__Sezione del documento__.
L’Italia e i bambini un tempo erano un connubio indissolubile. Oggi però nel paese non si fanno più figli. Non è una novità, ma gli ultimi dati sono allarmanti. Secondo l’Istat, nel 2024 ci saranno solo 1,18 figli per ogni donna in età fertile. Un minimo storico, anche rispetto al dato 1,19 del 1995. La cifra più bassa d’Europa, compresa la Germania, un altro paese dove i nuovi nati sono in calo: 1,38 nel 2023.
Nel 1995 in Italia erano nati 526mila bambini, nel 2024 ne sono nati 370mila. Inoltre ci sono stati 281mila morti in più rispetto alle nascite. Nel giro di vent’anni, stando all’istituto di statistica, la famiglia italiana si è ridotta da 2,6 a 2,2 componenti. Allo stesso tempo la popolazione invecchia: l’aspettativa di vita media è notevolmente aumentata – nel 2024 ha toccato quota 83,4 anni, cinque mesi in più rispetto al dato del 2023. In totale oggi vivono in Italia meno di cinquantanove milioni di persone. Entro il 2060, il numero potrebbe scendere a 37 milioni.

__Istruzioni del compito__.
Ricopia dal testo sulle nascite in Italia il passo che comincia con "L’Italia e i" e prosegue fino a "1,38 nel 2023.". L'elenco riportato più avanti è materiale a sé, distinto dal testo.

__Dati archiviati__.

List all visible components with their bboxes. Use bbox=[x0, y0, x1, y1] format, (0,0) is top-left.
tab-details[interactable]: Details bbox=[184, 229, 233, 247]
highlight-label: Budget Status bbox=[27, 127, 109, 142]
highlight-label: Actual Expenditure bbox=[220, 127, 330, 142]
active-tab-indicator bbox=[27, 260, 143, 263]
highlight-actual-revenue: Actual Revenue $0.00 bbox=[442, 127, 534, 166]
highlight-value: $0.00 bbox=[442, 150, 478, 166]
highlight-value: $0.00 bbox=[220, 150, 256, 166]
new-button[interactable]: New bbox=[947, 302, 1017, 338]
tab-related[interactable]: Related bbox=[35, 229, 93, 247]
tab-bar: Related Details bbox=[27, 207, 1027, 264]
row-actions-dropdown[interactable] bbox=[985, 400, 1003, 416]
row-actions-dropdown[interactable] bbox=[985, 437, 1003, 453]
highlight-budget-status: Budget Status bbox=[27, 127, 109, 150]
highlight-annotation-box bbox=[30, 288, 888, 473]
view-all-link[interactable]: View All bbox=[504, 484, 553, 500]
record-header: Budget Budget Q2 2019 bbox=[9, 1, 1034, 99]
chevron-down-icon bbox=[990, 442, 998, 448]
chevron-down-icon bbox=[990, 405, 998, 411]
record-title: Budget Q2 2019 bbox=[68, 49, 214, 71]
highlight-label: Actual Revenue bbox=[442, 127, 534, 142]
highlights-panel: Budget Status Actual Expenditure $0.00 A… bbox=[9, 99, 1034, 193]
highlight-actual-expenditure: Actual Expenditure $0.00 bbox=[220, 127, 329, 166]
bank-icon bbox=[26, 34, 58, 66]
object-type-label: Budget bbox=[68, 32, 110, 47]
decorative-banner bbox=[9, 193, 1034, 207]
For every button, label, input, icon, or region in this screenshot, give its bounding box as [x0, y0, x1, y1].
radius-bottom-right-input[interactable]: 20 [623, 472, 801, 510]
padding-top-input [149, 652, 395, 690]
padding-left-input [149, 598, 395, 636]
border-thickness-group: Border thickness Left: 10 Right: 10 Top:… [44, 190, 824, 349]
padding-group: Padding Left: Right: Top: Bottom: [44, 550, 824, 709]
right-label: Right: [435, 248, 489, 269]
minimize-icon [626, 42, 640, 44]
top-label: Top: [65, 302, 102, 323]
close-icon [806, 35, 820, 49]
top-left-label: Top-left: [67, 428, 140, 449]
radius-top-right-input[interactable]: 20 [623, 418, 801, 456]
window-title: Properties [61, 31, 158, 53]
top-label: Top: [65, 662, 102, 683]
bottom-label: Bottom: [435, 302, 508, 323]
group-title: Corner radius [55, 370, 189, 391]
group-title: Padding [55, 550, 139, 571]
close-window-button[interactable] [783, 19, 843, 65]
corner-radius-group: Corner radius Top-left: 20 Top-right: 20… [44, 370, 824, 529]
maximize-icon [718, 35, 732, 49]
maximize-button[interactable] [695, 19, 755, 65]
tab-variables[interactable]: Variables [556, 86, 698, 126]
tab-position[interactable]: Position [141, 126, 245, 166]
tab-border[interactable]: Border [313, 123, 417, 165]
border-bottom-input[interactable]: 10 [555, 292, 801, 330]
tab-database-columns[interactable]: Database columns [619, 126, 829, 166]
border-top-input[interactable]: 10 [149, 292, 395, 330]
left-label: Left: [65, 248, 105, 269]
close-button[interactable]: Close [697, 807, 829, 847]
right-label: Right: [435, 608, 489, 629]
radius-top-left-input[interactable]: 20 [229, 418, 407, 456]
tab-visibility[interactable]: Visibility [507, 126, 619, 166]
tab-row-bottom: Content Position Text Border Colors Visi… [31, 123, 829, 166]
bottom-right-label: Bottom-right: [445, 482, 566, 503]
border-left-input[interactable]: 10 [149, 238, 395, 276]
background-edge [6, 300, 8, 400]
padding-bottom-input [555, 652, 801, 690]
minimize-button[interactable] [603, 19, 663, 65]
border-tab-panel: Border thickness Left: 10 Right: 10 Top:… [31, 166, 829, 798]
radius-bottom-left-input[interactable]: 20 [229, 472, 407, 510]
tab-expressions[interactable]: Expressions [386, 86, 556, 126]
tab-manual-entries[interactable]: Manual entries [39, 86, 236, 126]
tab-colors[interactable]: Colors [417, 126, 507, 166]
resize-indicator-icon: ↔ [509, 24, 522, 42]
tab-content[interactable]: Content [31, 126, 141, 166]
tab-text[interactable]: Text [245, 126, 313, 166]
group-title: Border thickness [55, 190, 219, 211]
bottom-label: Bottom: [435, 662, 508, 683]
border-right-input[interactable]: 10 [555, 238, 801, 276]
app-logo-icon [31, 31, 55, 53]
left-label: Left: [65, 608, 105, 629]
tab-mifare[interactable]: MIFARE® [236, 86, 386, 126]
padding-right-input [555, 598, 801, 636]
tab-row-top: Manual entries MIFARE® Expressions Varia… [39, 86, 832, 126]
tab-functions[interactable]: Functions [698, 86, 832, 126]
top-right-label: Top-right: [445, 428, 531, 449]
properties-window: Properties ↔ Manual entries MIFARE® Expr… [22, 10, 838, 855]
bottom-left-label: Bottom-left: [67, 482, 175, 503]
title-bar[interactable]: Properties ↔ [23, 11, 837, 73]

__Risposta al compito__.
L’Italia e i bambini un tempo erano un connubio indissolubile. Oggi però nel paese non si fanno più figli. Non è una novità, ma gli ultimi dati sono allarmanti. Secondo l’Istat, nel 2024 ci saranno solo 1,18 figli per ogni donna in età fertile. Un minimo storico, anche rispetto al dato 1,19 del 1995. La cifra più bassa d’Europa, compresa la Germania, un altro paese dove i nuovi nati sono in calo: 1,38 nel 2023.